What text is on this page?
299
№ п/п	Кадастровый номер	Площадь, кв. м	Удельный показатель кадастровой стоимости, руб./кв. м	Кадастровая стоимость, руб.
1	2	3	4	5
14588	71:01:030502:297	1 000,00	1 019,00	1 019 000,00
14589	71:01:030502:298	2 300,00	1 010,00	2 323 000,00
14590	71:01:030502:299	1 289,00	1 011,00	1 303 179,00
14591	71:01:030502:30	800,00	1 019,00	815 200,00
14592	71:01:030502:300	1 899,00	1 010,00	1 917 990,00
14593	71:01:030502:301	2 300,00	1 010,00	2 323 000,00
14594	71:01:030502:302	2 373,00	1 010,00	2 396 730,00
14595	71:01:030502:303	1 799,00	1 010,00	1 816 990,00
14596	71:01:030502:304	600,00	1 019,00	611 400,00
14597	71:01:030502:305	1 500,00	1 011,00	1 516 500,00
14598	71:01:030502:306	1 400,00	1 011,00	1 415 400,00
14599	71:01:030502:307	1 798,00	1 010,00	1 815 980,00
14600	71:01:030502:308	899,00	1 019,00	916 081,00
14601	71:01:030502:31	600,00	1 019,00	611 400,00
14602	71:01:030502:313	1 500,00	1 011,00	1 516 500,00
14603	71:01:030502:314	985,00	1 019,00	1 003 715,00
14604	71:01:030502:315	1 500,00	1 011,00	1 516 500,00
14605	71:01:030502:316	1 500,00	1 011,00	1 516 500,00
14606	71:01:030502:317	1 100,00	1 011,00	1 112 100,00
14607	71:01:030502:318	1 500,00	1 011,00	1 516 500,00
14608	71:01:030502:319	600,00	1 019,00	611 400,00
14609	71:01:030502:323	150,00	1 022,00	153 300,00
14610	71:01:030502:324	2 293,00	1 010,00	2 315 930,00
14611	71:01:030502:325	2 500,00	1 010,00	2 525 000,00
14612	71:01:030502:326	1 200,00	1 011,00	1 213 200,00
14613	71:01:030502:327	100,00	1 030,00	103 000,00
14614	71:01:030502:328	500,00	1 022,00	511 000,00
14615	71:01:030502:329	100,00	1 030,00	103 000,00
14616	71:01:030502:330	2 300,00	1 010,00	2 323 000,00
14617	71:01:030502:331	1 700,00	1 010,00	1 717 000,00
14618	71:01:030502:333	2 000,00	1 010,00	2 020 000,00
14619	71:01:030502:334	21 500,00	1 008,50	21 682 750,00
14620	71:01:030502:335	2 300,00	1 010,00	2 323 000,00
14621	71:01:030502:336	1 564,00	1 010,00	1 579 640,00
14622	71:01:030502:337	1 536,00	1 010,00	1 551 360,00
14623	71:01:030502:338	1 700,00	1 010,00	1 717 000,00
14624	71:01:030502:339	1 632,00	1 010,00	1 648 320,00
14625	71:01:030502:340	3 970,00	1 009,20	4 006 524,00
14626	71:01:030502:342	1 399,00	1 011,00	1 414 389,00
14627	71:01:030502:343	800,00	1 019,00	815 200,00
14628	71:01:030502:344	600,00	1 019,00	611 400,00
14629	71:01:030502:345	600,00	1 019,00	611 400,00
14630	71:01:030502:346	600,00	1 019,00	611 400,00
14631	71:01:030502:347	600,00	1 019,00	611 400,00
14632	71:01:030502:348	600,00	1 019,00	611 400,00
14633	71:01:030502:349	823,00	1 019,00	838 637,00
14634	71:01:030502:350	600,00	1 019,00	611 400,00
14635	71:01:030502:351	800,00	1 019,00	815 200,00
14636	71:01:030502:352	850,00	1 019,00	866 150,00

■ **WHAT YOU NEED TO DO**
Every entry needs to be retyped exactly.

■ **OUTPUT FOR THIS TASK**
What text is on this page?
299
№ п/п	Кадастровый номер	Площадь, кв. м	Удельный показатель кадастровой стоимости, руб./кв. м	Кадастровая стоимость, руб.
1	2	3	4	5
14588	71:01:030502:297	1 000,00	1 019,00	1 019 000,00
14589	71:01:030502:298	2 300,00	1 010,00	2 323 000,00
14590	71:01:030502:299	1 289,00	1 011,00	1 303 179,00
14591	71:01:030502:30	800,00	1 019,00	815 200,00
14592	71:01:030502:300	1 899,00	1 010,00	1 917 990,00
14593	71:01:030502:301	2 300,00	1 010,00	2 323 000,00
14594	71:01:030502:302	2 373,00	1 010,00	2 396 730,00
14595	71:01:030502:303	1 799,00	1 010,00	1 816 990,00
14596	71:01:030502:304	600,00	1 019,00	611 400,00
14597	71:01:030502:305	1 500,00	1 011,00	1 516 500,00
14598	71:01:030502:306	1 400,00	1 011,00	1 415 400,00
14599	71:01:030502:307	1 798,00	1 010,00	1 815 980,00
14600	71:01:030502:308	899,00	1 019,00	916 081,00
14601	71:01:030502:31	600,00	1 019,00	611 400,00
14602	71:01:030502:313	1 500,00	1 011,00	1 516 500,00
14603	71:01:030502:314	985,00	1 019,00	1 003 715,00
14604	71:01:030502:315	1 500,00	1 011,00	1 516 500,00
14605	71:01:030502:316	1 500,00	1 011,00	1 516 500,00
14606	71:01:030502:317	1 100,00	1 011,00	1 112 100,00
14607	71:01:030502:318	1 500,00	1 011,00	1 516 500,00
14608	71:01:030502:319	600,00	1 019,00	611 400,00
14609	71:01:030502:323	150,00	1 022,00	153 300,00
14610	71:01:030502:324	2 293,00	1 010,00	2 315 930,00
14611	71:01:030502:325	2 500,00	1 010,00	2 525 000,00
14612	71:01:030502:326	1 200,00	1 011,00	1 213 200,00
14613	71:01:030502:327	100,00	1 030,00	103 000,00
14614	71:01:030502:328	500,00	1 022,00	511 000,00
14615	71:01:030502:329	100,00	1 030,00	103 000,00
14616	71:01:030502:330	2 300,00	1 010,00	2 323 000,00
14617	71:01:030502:331	1 700,00	1 010,00	1 717 000,00
14618	71:01:030502:333	2 000,00	1 010,00	2 020 000,00
14619	71:01:030502:334	21 500,00	1 008,50	21 682 750,00
14620	71:01:030502:335	2 300,00	1 010,00	2 323 000,00
14621	71:01:030502:336	1 564,00	1 010,00	1 579 640,00
14622	71:01:030502:337	1 536,00	1 010,00	1 551 360,00
14623	71:01:030502:338	1 700,00	1 010,00	1 717 000,00
14624	71:01:030502:339	1 632,00	1 010,00	1 648 320,00
14625	71:01:030502:340	3 970,00	1 009,20	4 006 524,00
14626	71:01:030502:342	1 399,00	1 011,00	1 414 389,00
14627	71:01:030502:343	800,00	1 019,00	815 200,00
14628	71:01:030502:344	600,00	1 019,00	611 400,00
14629	71:01:030502:345	600,00	1 019,00	611 400,00
14630	71:01:030502:346	600,00	1 019,00	611 400,00
14631	71:01:030502:347	600,00	1 019,00	611 400,00
14632	71:01:030502:348	600,00	1 019,00	611 400,00
14633	71:01:030502:349	823,00	1 019,00	838 637,00
14634	71:01:030502:350	600,00	1 019,00	611 400,00
14635	71:01:030502:351	800,00	1 019,00	815 200,00
14636	71:01:030502:352	850,00	1 019,00	866 150,00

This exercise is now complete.